[START WORKING DATA]
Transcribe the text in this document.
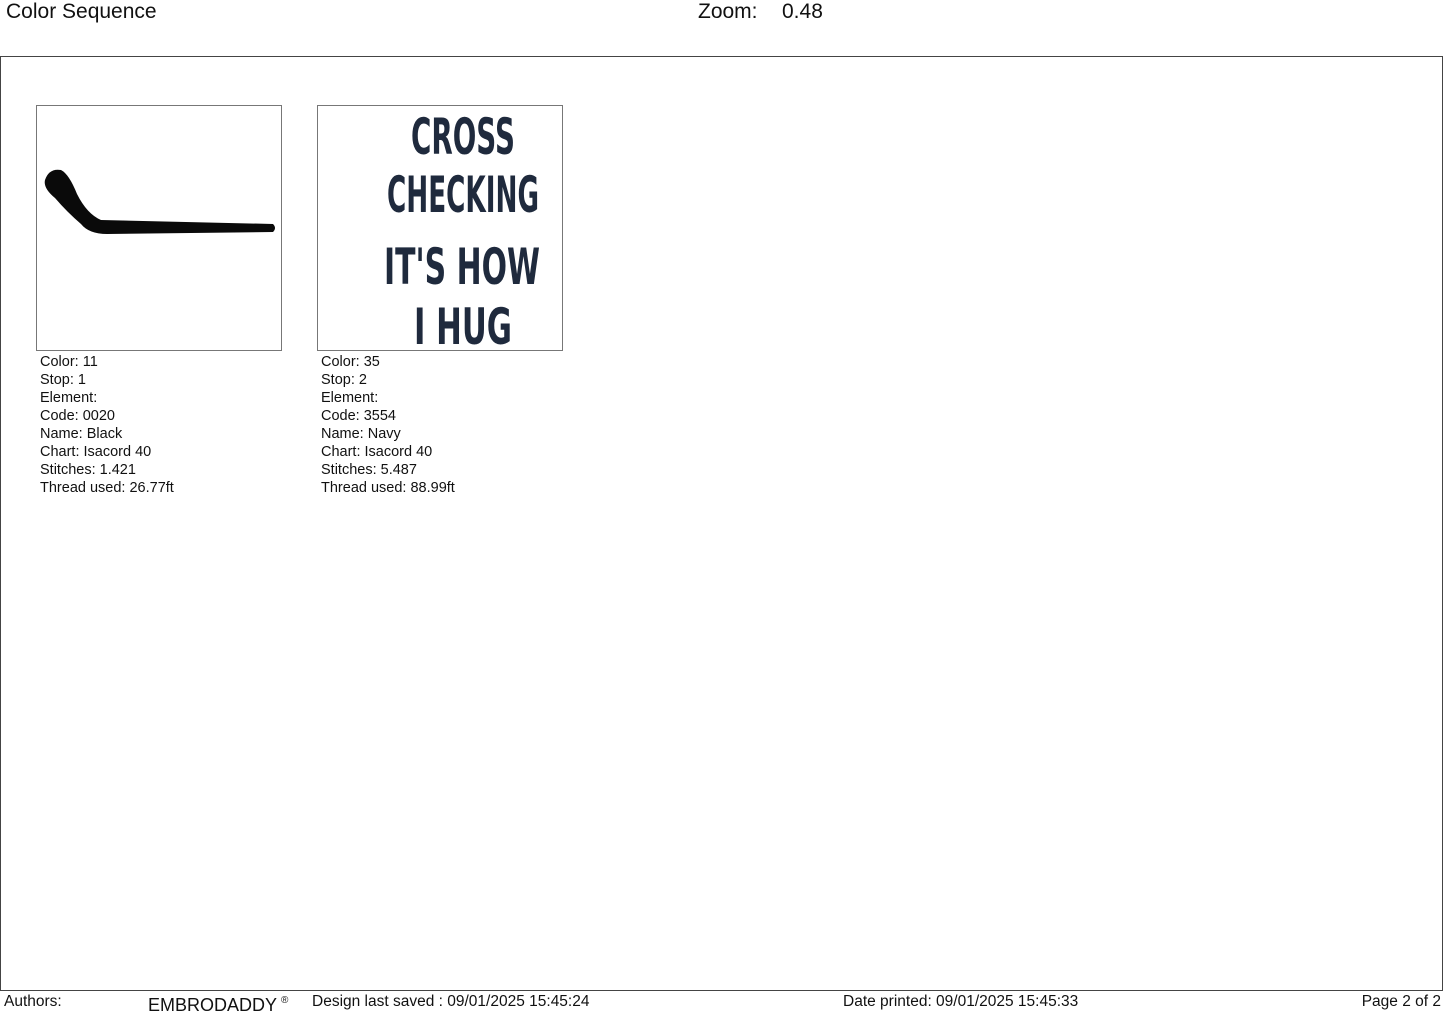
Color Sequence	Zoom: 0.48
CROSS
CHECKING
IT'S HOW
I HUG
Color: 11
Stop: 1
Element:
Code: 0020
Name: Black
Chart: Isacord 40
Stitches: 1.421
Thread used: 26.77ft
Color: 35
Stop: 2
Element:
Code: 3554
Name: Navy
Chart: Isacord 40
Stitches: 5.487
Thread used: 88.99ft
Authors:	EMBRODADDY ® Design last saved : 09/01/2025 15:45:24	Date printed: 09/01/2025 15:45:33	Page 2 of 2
[END WORKING DATA]
[START WORKING DATA]
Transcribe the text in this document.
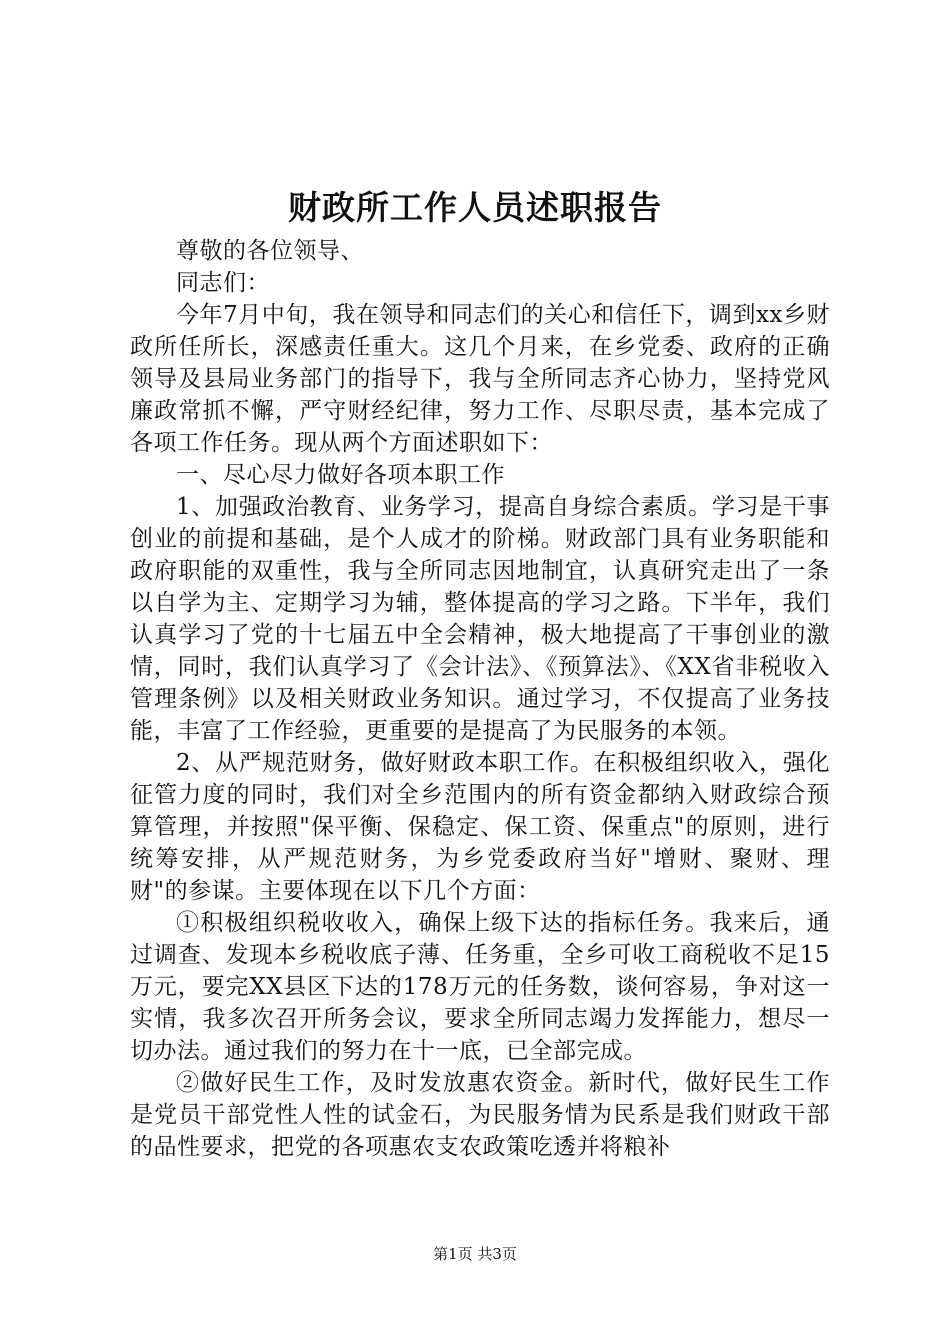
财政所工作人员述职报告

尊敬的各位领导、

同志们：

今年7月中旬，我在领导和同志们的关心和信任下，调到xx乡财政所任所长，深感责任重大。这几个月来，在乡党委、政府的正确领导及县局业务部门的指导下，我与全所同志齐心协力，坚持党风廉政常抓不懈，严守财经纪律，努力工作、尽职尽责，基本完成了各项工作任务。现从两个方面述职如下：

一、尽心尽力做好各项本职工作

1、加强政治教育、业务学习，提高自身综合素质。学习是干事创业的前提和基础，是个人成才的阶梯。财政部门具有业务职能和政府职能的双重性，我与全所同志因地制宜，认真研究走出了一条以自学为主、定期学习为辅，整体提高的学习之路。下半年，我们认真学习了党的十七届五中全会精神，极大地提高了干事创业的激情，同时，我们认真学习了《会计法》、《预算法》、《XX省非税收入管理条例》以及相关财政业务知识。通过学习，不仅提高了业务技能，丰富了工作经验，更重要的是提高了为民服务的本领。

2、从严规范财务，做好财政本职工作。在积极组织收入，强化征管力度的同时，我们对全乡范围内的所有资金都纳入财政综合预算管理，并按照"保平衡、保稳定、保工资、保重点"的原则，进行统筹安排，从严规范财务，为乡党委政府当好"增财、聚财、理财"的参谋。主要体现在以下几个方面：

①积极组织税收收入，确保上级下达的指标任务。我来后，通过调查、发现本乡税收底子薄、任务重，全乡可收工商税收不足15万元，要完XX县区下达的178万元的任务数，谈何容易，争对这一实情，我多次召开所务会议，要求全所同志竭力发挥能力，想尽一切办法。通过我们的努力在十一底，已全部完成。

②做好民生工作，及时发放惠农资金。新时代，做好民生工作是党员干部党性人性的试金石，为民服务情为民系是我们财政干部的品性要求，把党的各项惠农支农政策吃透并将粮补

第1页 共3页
[END WORKING DATA]
_SHORT TASK:_
Count every line of the records that holds "Thread". State the number, nothing else.

_RESULT:_
2